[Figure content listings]
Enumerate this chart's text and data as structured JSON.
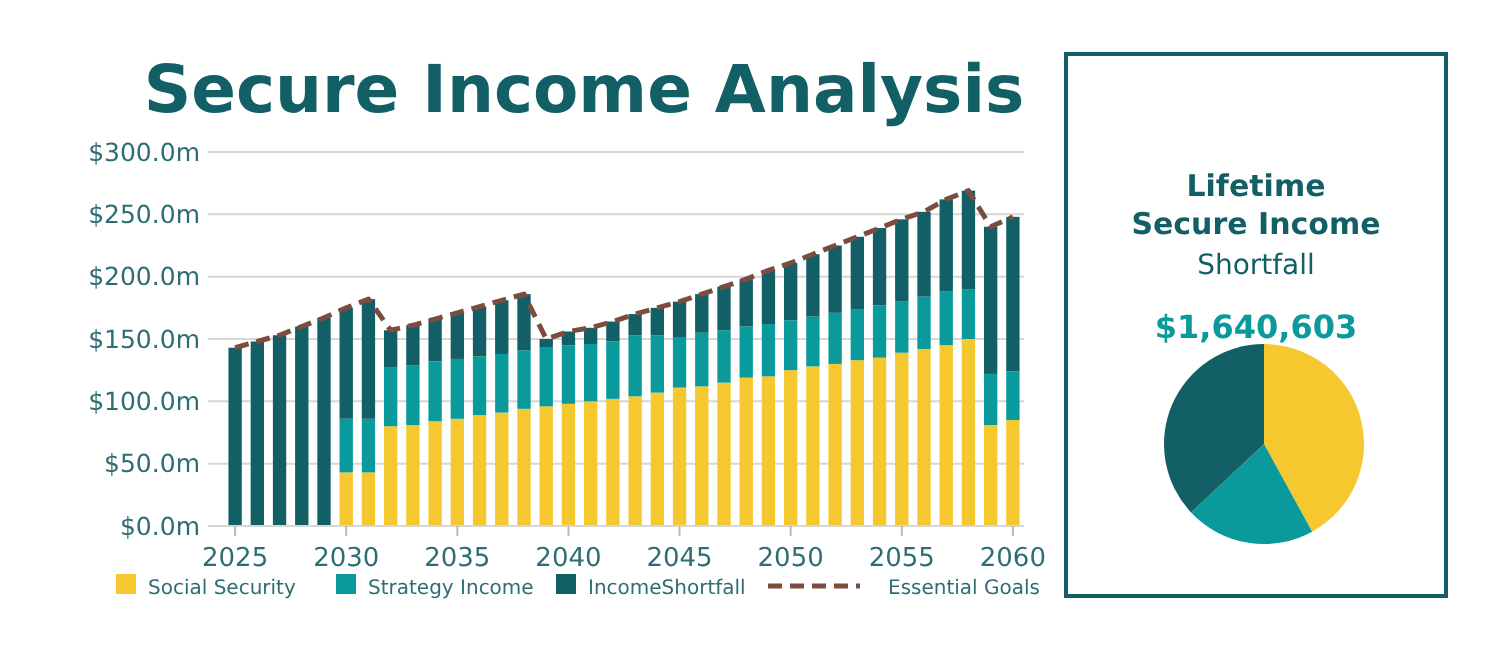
{
  "chart_data": [
    {
      "type": "bar",
      "title": "Secure Income Analysis",
      "stacked": true,
      "x": [
        2025,
        2026,
        2027,
        2028,
        2029,
        2030,
        2031,
        2032,
        2033,
        2034,
        2035,
        2036,
        2037,
        2038,
        2039,
        2040,
        2041,
        2042,
        2043,
        2044,
        2045,
        2046,
        2047,
        2048,
        2049,
        2050,
        2051,
        2052,
        2053,
        2054,
        2055,
        2056,
        2057,
        2058,
        2059,
        2060
      ],
      "series": [
        {
          "name": "Social Security",
          "color": "#f5c830",
          "values": [
            0,
            0,
            0,
            0,
            0,
            43,
            43,
            80,
            81,
            84,
            86,
            89,
            91,
            94,
            96,
            98,
            100,
            102,
            104,
            107,
            111,
            112,
            115,
            119,
            120,
            125,
            128,
            130,
            133,
            135,
            139,
            142,
            145,
            150,
            81,
            85
          ]
        },
        {
          "name": "Strategy Income",
          "color": "#0a9a9b",
          "values": [
            0,
            0,
            0,
            0,
            0,
            43,
            43,
            47,
            48,
            48,
            48,
            47,
            47,
            47,
            47,
            47,
            46,
            46,
            49,
            46,
            40,
            43,
            42,
            41,
            42,
            40,
            40,
            41,
            41,
            42,
            41,
            42,
            43,
            40,
            41,
            39
          ]
        },
        {
          "name": "IncomeShortfall",
          "color": "#135f66",
          "values": [
            143,
            148,
            153,
            160,
            167,
            89,
            96,
            30,
            32,
            34,
            37,
            40,
            43,
            45,
            7,
            11,
            13,
            16,
            17,
            22,
            29,
            31,
            35,
            38,
            43,
            46,
            50,
            54,
            58,
            62,
            66,
            68,
            74,
            79,
            118,
            124
          ]
        },
        {
          "name": "Essential Goals",
          "type": "line",
          "line_style": "dashed",
          "color": "#7b4c40",
          "values": [
            143,
            148,
            153,
            160,
            167,
            175,
            182,
            157,
            161,
            166,
            171,
            176,
            181,
            186,
            150,
            156,
            159,
            164,
            170,
            175,
            180,
            186,
            192,
            198,
            205,
            211,
            218,
            225,
            232,
            239,
            246,
            252,
            262,
            269,
            240,
            248
          ]
        }
      ],
      "xlim": [
        2024.5,
        2060.5
      ],
      "xticks": [
        2025,
        2030,
        2035,
        2040,
        2045,
        2050,
        2055,
        2060
      ],
      "ylim": [
        0,
        300
      ],
      "yticks": [
        {
          "value": 0,
          "label": "$0.0m"
        },
        {
          "value": 50,
          "label": "$50.0m"
        },
        {
          "value": 100,
          "label": "$100.0m"
        },
        {
          "value": 150,
          "label": "$150.0m"
        },
        {
          "value": 200,
          "label": "$200.0m"
        },
        {
          "value": 250,
          "label": "$250.0m"
        },
        {
          "value": 300,
          "label": "$300.0m"
        }
      ],
      "grid": "y",
      "legend": "bottom"
    },
    {
      "type": "pie",
      "title": "Lifetime Secure Income",
      "subtitle": "Shortfall",
      "annotations": [
        "$1,640,603"
      ],
      "categories": [
        null,
        null,
        null
      ],
      "values": [
        42,
        21,
        37
      ],
      "colors": [
        "#f5c830",
        "#0a9a9b",
        "#135f66"
      ]
    }
  ]
}
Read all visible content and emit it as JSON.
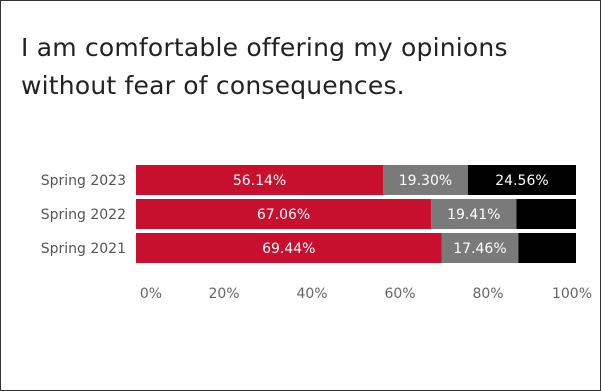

* REQUIRED WORK *
Locate all lines in the listing above with the word "label". Copy them.

* RESPONSE TO THIS EXERCISE *
          "label": "$0.0m"
          "label": "$50.0m"
          "label": "$100.0m"
          "label": "$150.0m"
          "label": "$200.0m"
          "label": "$250.0m"
          "label": "$300.0m"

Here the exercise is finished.